*WHAT YOU ARE ASKED TO DO*.
Reproduce the records below exactly as they appear, omitting any pictures they contain.

*DATA FOR THE TASK*.
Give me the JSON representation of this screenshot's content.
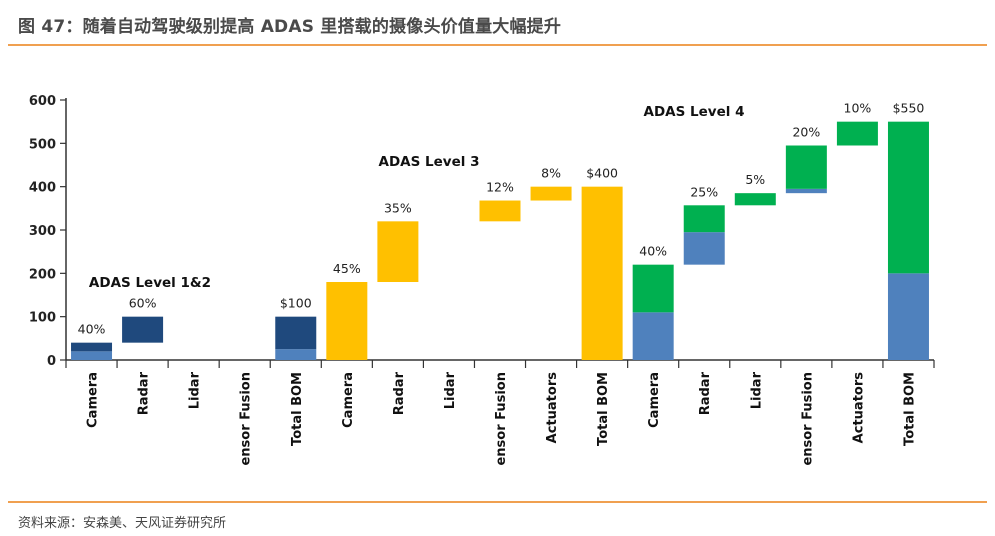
{
  "figure": {
    "title": "图 47：随着自动驾驶级别提高 ADAS 里搭载的摄像头价值量大幅提升",
    "source": "资料来源：安森美、天风证券研究所"
  },
  "colors": {
    "dark_blue": "#1f497d",
    "light_blue": "#4f81bd",
    "yellow": "#ffc000",
    "green": "#00b050",
    "axis": "#333333"
  },
  "chart_data": {
    "type": "bar",
    "subtype": "waterfall",
    "ylim": [
      0,
      600
    ],
    "yticks": [
      0,
      100,
      200,
      300,
      400,
      500,
      600
    ],
    "categories": [
      "Camera",
      "Radar",
      "Lidar",
      "ensor Fusion",
      "Total BOM",
      "Camera",
      "Radar",
      "Lidar",
      "ensor Fusion",
      "Actuators",
      "Total BOM",
      "Camera",
      "Radar",
      "Lidar",
      "ensor Fusion",
      "Actuators",
      "Total BOM"
    ],
    "groups": [
      {
        "name": "ADAS Level 1&2",
        "start": 0,
        "end": 4
      },
      {
        "name": "ADAS Level 3",
        "start": 5,
        "end": 10
      },
      {
        "name": "ADAS Level 4",
        "start": 11,
        "end": 16
      }
    ],
    "bars": [
      {
        "index": 0,
        "segments": [
          {
            "from": 0,
            "to": 20,
            "color": "light_blue"
          },
          {
            "from": 20,
            "to": 40,
            "color": "dark_blue"
          }
        ],
        "label": "40%"
      },
      {
        "index": 1,
        "segments": [
          {
            "from": 40,
            "to": 100,
            "color": "dark_blue"
          }
        ],
        "label": "60%"
      },
      {
        "index": 2,
        "segments": [],
        "label": ""
      },
      {
        "index": 3,
        "segments": [],
        "label": ""
      },
      {
        "index": 4,
        "segments": [
          {
            "from": 0,
            "to": 25,
            "color": "light_blue"
          },
          {
            "from": 25,
            "to": 100,
            "color": "dark_blue"
          }
        ],
        "label": "$100"
      },
      {
        "index": 5,
        "segments": [
          {
            "from": 0,
            "to": 180,
            "color": "yellow"
          }
        ],
        "label": "45%"
      },
      {
        "index": 6,
        "segments": [
          {
            "from": 180,
            "to": 320,
            "color": "yellow"
          }
        ],
        "label": "35%"
      },
      {
        "index": 7,
        "segments": [],
        "label": ""
      },
      {
        "index": 8,
        "segments": [
          {
            "from": 320,
            "to": 368,
            "color": "yellow"
          }
        ],
        "label": "12%"
      },
      {
        "index": 9,
        "segments": [
          {
            "from": 368,
            "to": 400,
            "color": "yellow"
          }
        ],
        "label": "8%"
      },
      {
        "index": 10,
        "segments": [
          {
            "from": 0,
            "to": 400,
            "color": "yellow"
          }
        ],
        "label": "$400"
      },
      {
        "index": 11,
        "segments": [
          {
            "from": 0,
            "to": 110,
            "color": "light_blue"
          },
          {
            "from": 110,
            "to": 220,
            "color": "green"
          }
        ],
        "label": "40%"
      },
      {
        "index": 12,
        "segments": [
          {
            "from": 220,
            "to": 295,
            "color": "light_blue"
          },
          {
            "from": 295,
            "to": 357,
            "color": "green"
          }
        ],
        "label": "25%"
      },
      {
        "index": 13,
        "segments": [
          {
            "from": 357,
            "to": 385,
            "color": "green"
          }
        ],
        "label": "5%"
      },
      {
        "index": 14,
        "segments": [
          {
            "from": 385,
            "to": 395,
            "color": "light_blue"
          },
          {
            "from": 395,
            "to": 495,
            "color": "green"
          }
        ],
        "label": "20%"
      },
      {
        "index": 15,
        "segments": [
          {
            "from": 495,
            "to": 550,
            "color": "green"
          }
        ],
        "label": "10%"
      },
      {
        "index": 16,
        "segments": [
          {
            "from": 0,
            "to": 200,
            "color": "light_blue"
          },
          {
            "from": 200,
            "to": 550,
            "color": "green"
          }
        ],
        "label": "$550"
      }
    ]
  }
}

*RESULT FOR THIS TASK*.
Give me the JSON representation of this screenshot's content.
{
  "figure": {
    "title": "图 47：随着自动驾驶级别提高 ADAS 里搭载的摄像头价值量大幅提升",
    "source": "资料来源：安森美、天风证券研究所"
  },
  "colors": {
    "dark_blue": "#1f497d",
    "light_blue": "#4f81bd",
    "yellow": "#ffc000",
    "green": "#00b050",
    "axis": "#333333"
  },
  "chart_data": {
    "type": "bar",
    "subtype": "waterfall",
    "ylim": [
      0,
      600
    ],
    "yticks": [
      0,
      100,
      200,
      300,
      400,
      500,
      600
    ],
    "categories": [
      "Camera",
      "Radar",
      "Lidar",
      "ensor Fusion",
      "Total BOM",
      "Camera",
      "Radar",
      "Lidar",
      "ensor Fusion",
      "Actuators",
      "Total BOM",
      "Camera",
      "Radar",
      "Lidar",
      "ensor Fusion",
      "Actuators",
      "Total BOM"
    ],
    "groups": [
      {
        "name": "ADAS Level 1&2",
        "start": 0,
        "end": 4
      },
      {
        "name": "ADAS Level 3",
        "start": 5,
        "end": 10
      },
      {
        "name": "ADAS Level 4",
        "start": 11,
        "end": 16
      }
    ],
    "bars": [
      {
        "index": 0,
        "segments": [
          {
            "from": 0,
            "to": 20,
            "color": "light_blue"
          },
          {
            "from": 20,
            "to": 40,
            "color": "dark_blue"
          }
        ],
        "label": "40%"
      },
      {
        "index": 1,
        "segments": [
          {
            "from": 40,
            "to": 100,
            "color": "dark_blue"
          }
        ],
        "label": "60%"
      },
      {
        "index": 2,
        "segments": [],
        "label": ""
      },
      {
        "index": 3,
        "segments": [],
        "label": ""
      },
      {
        "index": 4,
        "segments": [
          {
            "from": 0,
            "to": 25,
            "color": "light_blue"
          },
          {
            "from": 25,
            "to": 100,
            "color": "dark_blue"
          }
        ],
        "label": "$100"
      },
      {
        "index": 5,
        "segments": [
          {
            "from": 0,
            "to": 180,
            "color": "yellow"
          }
        ],
        "label": "45%"
      },
      {
        "index": 6,
        "segments": [
          {
            "from": 180,
            "to": 320,
            "color": "yellow"
          }
        ],
        "label": "35%"
      },
      {
        "index": 7,
        "segments": [],
        "label": ""
      },
      {
        "index": 8,
        "segments": [
          {
            "from": 320,
            "to": 368,
            "color": "yellow"
          }
        ],
        "label": "12%"
      },
      {
        "index": 9,
        "segments": [
          {
            "from": 368,
            "to": 400,
            "color": "yellow"
          }
        ],
        "label": "8%"
      },
      {
        "index": 10,
        "segments": [
          {
            "from": 0,
            "to": 400,
            "color": "yellow"
          }
        ],
        "label": "$400"
      },
      {
        "index": 11,
        "segments": [
          {
            "from": 0,
            "to": 110,
            "color": "light_blue"
          },
          {
            "from": 110,
            "to": 220,
            "color": "green"
          }
        ],
        "label": "40%"
      },
      {
        "index": 12,
        "segments": [
          {
            "from": 220,
            "to": 295,
            "color": "light_blue"
          },
          {
            "from": 295,
            "to": 357,
            "color": "green"
          }
        ],
        "label": "25%"
      },
      {
        "index": 13,
        "segments": [
          {
            "from": 357,
            "to": 385,
            "color": "green"
          }
        ],
        "label": "5%"
      },
      {
        "index": 14,
        "segments": [
          {
            "from": 385,
            "to": 395,
            "color": "light_blue"
          },
          {
            "from": 395,
            "to": 495,
            "color": "green"
          }
        ],
        "label": "20%"
      },
      {
        "index": 15,
        "segments": [
          {
            "from": 495,
            "to": 550,
            "color": "green"
          }
        ],
        "label": "10%"
      },
      {
        "index": 16,
        "segments": [
          {
            "from": 0,
            "to": 200,
            "color": "light_blue"
          },
          {
            "from": 200,
            "to": 550,
            "color": "green"
          }
        ],
        "label": "$550"
      }
    ]
  }
}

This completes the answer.